--- Exercise prompt ---
State the number of lines in the material below that contain the word "Body", without any other text.

--- Given data ---
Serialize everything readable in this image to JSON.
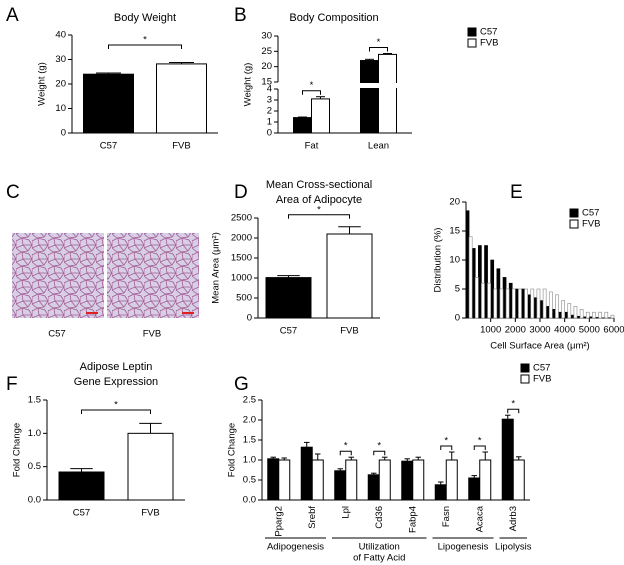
{
  "chart_data": [
    {
      "type": "bar",
      "panel": "A",
      "title": "Body Weight",
      "ylabel": "Weight (g)",
      "categories": [
        "C57",
        "FVB"
      ],
      "values": [
        24,
        28.2
      ],
      "errors": [
        0.5,
        0.6
      ],
      "colors": [
        "#000000",
        "#ffffff"
      ],
      "ylim": [
        0,
        40
      ],
      "yticks": [
        0,
        10,
        20,
        30,
        40
      ],
      "annotations": [
        "*"
      ]
    },
    {
      "type": "bar",
      "panel": "B",
      "title": "Body Composition",
      "ylabel": "Weight (g)",
      "categories": [
        "Fat",
        "Lean"
      ],
      "series": [
        {
          "name": "C57",
          "color": "#000000",
          "values": [
            1.4,
            22
          ],
          "errors": [
            0.05,
            0.4
          ]
        },
        {
          "name": "FVB",
          "color": "#ffffff",
          "values": [
            3.1,
            24
          ],
          "errors": [
            0.2,
            0.3
          ]
        }
      ],
      "ylim": [
        0,
        30
      ],
      "axis_break": [
        4,
        15
      ],
      "yticks": [
        0,
        1,
        2,
        3,
        4,
        15,
        20,
        25,
        30
      ],
      "annotations": [
        "*",
        "*"
      ]
    },
    {
      "type": "image",
      "panel": "C",
      "labels": [
        "C57",
        "FVB"
      ]
    },
    {
      "type": "bar",
      "panel": "D",
      "title": [
        "Mean Cross-sectional",
        "Area of Adipocyte"
      ],
      "ylabel": "Mean Area (μm²)",
      "categories": [
        "C57",
        "FVB"
      ],
      "values": [
        1010,
        2100
      ],
      "errors": [
        50,
        180
      ],
      "colors": [
        "#000000",
        "#ffffff"
      ],
      "ylim": [
        0,
        2500
      ],
      "yticks": [
        0,
        500,
        1000,
        1500,
        2000,
        2500
      ],
      "annotations": [
        "*"
      ]
    },
    {
      "type": "histogram",
      "panel": "E",
      "ylabel": "Distribution (%)",
      "xlabel": "Cell Surface Area (μm²)",
      "bins": [
        0,
        250,
        500,
        750,
        1000,
        1250,
        1500,
        1750,
        2000,
        2250,
        2500,
        2750,
        3000,
        3250,
        3500,
        3750,
        4000,
        4250,
        4500,
        4750,
        5000,
        5250,
        5500,
        5750,
        6000
      ],
      "series": [
        {
          "name": "C57",
          "color": "#000000",
          "values": [
            18.5,
            12,
            12.5,
            12.5,
            10,
            8.5,
            7,
            6,
            5,
            5,
            4,
            3.5,
            3,
            2,
            1.5,
            1,
            1,
            0.5,
            0.3,
            0.2,
            0.2,
            0.1,
            0,
            0
          ]
        },
        {
          "name": "FVB",
          "color": "#ffffff",
          "values": [
            14,
            7,
            6,
            6,
            5,
            5,
            5,
            5,
            5,
            5,
            5,
            5,
            5,
            4.5,
            4,
            3,
            2.5,
            2,
            1.5,
            1,
            1,
            1,
            1,
            0.5
          ]
        }
      ],
      "xlim": [
        0,
        6000
      ],
      "xticks": [
        1000,
        2000,
        3000,
        4000,
        5000,
        6000
      ],
      "ylim": [
        0,
        20
      ],
      "yticks": [
        0,
        5,
        10,
        15,
        20
      ]
    },
    {
      "type": "bar",
      "panel": "F",
      "title": [
        "Adipose Leptin",
        "Gene Expression"
      ],
      "ylabel": "Fold Change",
      "categories": [
        "C57",
        "FVB"
      ],
      "values": [
        0.42,
        1.0
      ],
      "errors": [
        0.05,
        0.15
      ],
      "colors": [
        "#000000",
        "#ffffff"
      ],
      "ylim": [
        0,
        1.5
      ],
      "yticks": [
        {
          "value": 0,
          "label": "0.0"
        },
        0.5,
        {
          "value": 1,
          "label": "1.0"
        },
        1.5
      ],
      "annotations": [
        "*"
      ]
    },
    {
      "type": "bar",
      "panel": "G",
      "ylabel": "Fold Change",
      "categories": [
        "Pparg2",
        "Srebf",
        "Lpl",
        "Cd36",
        "Fabp4",
        "Fasn",
        "Acaca",
        "Adrb3"
      ],
      "series": [
        {
          "name": "C57",
          "color": "#000000",
          "values": [
            1.03,
            1.32,
            0.73,
            0.63,
            0.97,
            0.38,
            0.55,
            2.02
          ],
          "errors": [
            0.04,
            0.12,
            0.05,
            0.04,
            0.06,
            0.07,
            0.06,
            0.1
          ]
        },
        {
          "name": "FVB",
          "color": "#ffffff",
          "values": [
            1.0,
            1.0,
            1.0,
            1.0,
            1.0,
            1.0,
            1.0,
            1.0
          ],
          "errors": [
            0.05,
            0.15,
            0.07,
            0.07,
            0.07,
            0.2,
            0.2,
            0.08
          ]
        }
      ],
      "ylim": [
        0,
        2.5
      ],
      "yticks": [
        {
          "value": 0,
          "label": "0.0"
        },
        0.5,
        {
          "value": 1,
          "label": "1.0"
        },
        1.5,
        {
          "value": 2,
          "label": "2.0"
        },
        2.5
      ],
      "groups": [
        [
          "Adipogenesis"
        ],
        [
          "Utilization",
          "of Fatty Acid"
        ],
        [
          "Lipogenesis"
        ],
        [
          "Lipolysis"
        ]
      ],
      "annotations": [
        "*",
        "*",
        "*",
        "*",
        "*"
      ]
    }
  ]
}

--- Output for this exercise ---
2